START

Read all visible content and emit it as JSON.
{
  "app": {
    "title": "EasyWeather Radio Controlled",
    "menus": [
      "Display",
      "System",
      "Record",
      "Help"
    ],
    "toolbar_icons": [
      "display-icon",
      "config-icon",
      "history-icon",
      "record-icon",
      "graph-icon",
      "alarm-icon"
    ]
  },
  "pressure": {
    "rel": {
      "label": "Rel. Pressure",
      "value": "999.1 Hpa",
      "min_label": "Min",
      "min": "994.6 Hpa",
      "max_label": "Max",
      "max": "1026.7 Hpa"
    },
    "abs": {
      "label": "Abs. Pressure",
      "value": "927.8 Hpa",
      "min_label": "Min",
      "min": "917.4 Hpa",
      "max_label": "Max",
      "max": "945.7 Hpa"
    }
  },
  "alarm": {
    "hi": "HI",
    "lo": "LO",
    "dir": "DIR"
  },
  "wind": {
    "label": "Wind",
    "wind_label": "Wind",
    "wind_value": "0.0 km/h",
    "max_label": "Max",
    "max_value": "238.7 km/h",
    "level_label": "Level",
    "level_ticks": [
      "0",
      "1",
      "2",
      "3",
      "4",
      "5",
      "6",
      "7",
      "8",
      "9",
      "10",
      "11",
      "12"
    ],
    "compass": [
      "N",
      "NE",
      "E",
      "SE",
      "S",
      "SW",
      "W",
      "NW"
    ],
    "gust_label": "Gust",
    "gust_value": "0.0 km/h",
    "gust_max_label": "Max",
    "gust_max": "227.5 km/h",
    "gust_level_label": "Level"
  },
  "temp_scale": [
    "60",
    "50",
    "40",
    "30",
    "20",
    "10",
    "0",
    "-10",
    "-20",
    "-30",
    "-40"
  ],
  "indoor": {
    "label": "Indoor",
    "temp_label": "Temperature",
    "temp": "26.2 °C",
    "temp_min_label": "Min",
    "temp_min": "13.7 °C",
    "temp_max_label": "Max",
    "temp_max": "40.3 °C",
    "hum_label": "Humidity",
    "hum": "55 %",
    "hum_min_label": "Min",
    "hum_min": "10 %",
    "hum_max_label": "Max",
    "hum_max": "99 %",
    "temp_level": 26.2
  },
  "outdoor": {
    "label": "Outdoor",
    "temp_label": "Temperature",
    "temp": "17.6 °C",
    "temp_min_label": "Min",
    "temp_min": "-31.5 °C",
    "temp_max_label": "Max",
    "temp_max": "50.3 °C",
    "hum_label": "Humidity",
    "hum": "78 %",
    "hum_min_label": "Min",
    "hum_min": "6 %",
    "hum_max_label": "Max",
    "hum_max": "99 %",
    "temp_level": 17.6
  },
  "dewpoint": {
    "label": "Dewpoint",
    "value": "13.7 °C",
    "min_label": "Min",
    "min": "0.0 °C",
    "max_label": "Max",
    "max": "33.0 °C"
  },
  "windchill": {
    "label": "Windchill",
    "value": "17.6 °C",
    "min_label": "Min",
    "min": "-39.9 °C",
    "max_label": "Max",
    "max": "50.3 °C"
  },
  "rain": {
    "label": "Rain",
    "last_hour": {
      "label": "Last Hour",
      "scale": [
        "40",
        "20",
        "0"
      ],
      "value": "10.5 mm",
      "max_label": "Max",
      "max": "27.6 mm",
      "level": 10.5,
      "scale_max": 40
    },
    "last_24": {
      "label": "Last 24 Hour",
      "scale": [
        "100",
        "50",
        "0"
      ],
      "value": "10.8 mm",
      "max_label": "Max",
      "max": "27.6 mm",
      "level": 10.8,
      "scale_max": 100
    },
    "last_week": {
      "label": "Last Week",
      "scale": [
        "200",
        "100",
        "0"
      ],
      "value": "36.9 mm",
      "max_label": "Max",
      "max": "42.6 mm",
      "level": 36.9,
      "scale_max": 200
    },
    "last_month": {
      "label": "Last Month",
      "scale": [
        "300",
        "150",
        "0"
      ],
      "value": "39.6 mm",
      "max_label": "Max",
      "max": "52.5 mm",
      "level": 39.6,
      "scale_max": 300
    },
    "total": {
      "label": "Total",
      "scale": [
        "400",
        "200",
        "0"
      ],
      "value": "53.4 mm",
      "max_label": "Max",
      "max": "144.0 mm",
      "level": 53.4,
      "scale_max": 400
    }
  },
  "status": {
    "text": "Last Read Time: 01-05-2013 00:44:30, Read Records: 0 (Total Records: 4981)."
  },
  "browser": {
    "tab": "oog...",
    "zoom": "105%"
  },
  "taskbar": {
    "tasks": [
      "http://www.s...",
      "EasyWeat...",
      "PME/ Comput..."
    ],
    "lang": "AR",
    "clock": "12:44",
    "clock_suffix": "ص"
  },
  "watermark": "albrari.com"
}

END

# Stated exercise
Take every line from the data that contains the word "Read".

# Response below
Read all visible content and emit it as JSON.
    "text": "Last Read Time: 01-05-2013 00:44:30, Read Records: 0 (Total Records: 4981)."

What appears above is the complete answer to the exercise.